§ WHAT IS BEING ASKED
Pictures in the data below are not part of the copy; transcribe everything else exactly.

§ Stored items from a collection
═══
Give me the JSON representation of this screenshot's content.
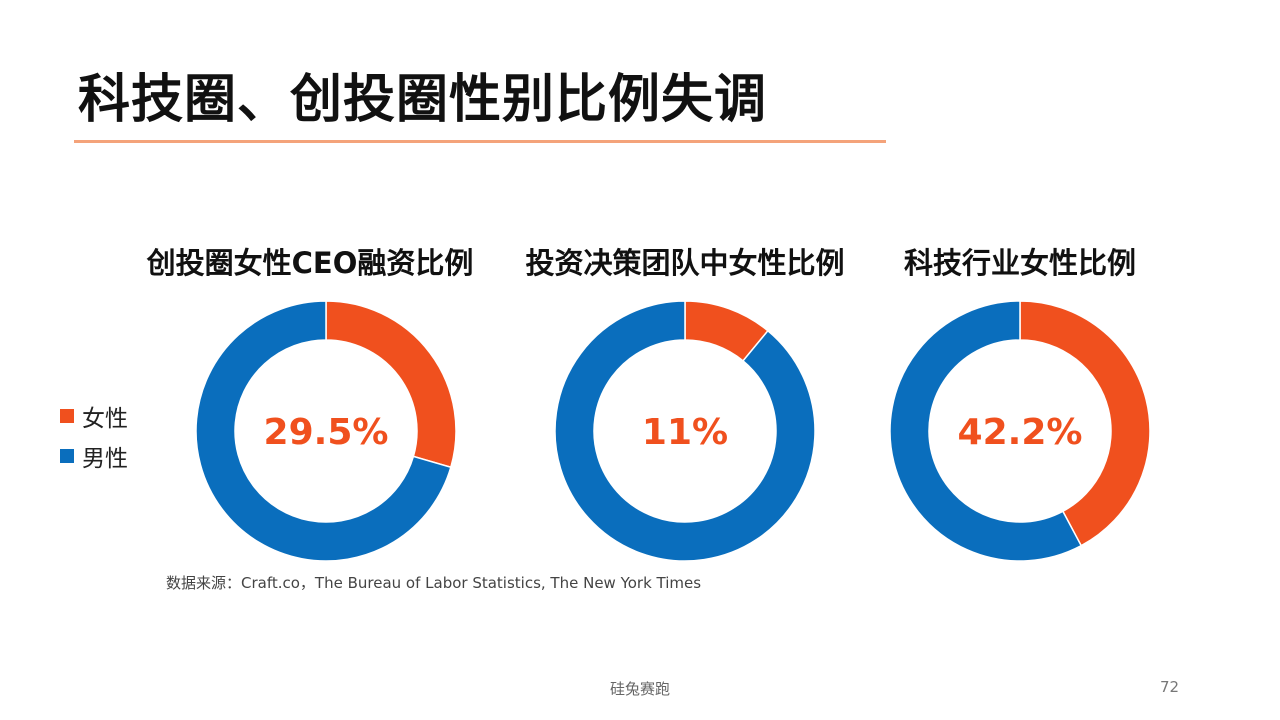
{
  "slide": {
    "title": "科技圈、创投圈性别比例失调",
    "source": "数据来源：Craft.co，The Bureau of Labor Statistics,  The New York Times",
    "footer_brand": "硅兔赛跑",
    "page_number": "72"
  },
  "colors": {
    "female": "#F0501E",
    "male": "#0A6EBD",
    "accent_line": "#F4A37A"
  },
  "legend": {
    "female_label": "女性",
    "male_label": "男性"
  },
  "chart_data": [
    {
      "type": "pie",
      "title": "创投圈女性CEO融资比例",
      "categories": [
        "女性",
        "男性"
      ],
      "values": [
        29.5,
        70.5
      ],
      "center_label": "29.5%"
    },
    {
      "type": "pie",
      "title": "投资决策团队中女性比例",
      "categories": [
        "女性",
        "男性"
      ],
      "values": [
        11,
        89
      ],
      "center_label": "11%"
    },
    {
      "type": "pie",
      "title": "科技行业女性比例",
      "categories": [
        "女性",
        "男性"
      ],
      "values": [
        42.2,
        57.8
      ],
      "center_label": "42.2%"
    }
  ]
}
═══
§ ANSWER IN FULL
Give me the JSON representation of this screenshot's content.
{
  "slide": {
    "title": "科技圈、创投圈性别比例失调",
    "source": "数据来源：Craft.co，The Bureau of Labor Statistics,  The New York Times",
    "footer_brand": "硅兔赛跑",
    "page_number": "72"
  },
  "colors": {
    "female": "#F0501E",
    "male": "#0A6EBD",
    "accent_line": "#F4A37A"
  },
  "legend": {
    "female_label": "女性",
    "male_label": "男性"
  },
  "chart_data": [
    {
      "type": "pie",
      "title": "创投圈女性CEO融资比例",
      "categories": [
        "女性",
        "男性"
      ],
      "values": [
        29.5,
        70.5
      ],
      "center_label": "29.5%"
    },
    {
      "type": "pie",
      "title": "投资决策团队中女性比例",
      "categories": [
        "女性",
        "男性"
      ],
      "values": [
        11,
        89
      ],
      "center_label": "11%"
    },
    {
      "type": "pie",
      "title": "科技行业女性比例",
      "categories": [
        "女性",
        "男性"
      ],
      "values": [
        42.2,
        57.8
      ],
      "center_label": "42.2%"
    }
  ]
}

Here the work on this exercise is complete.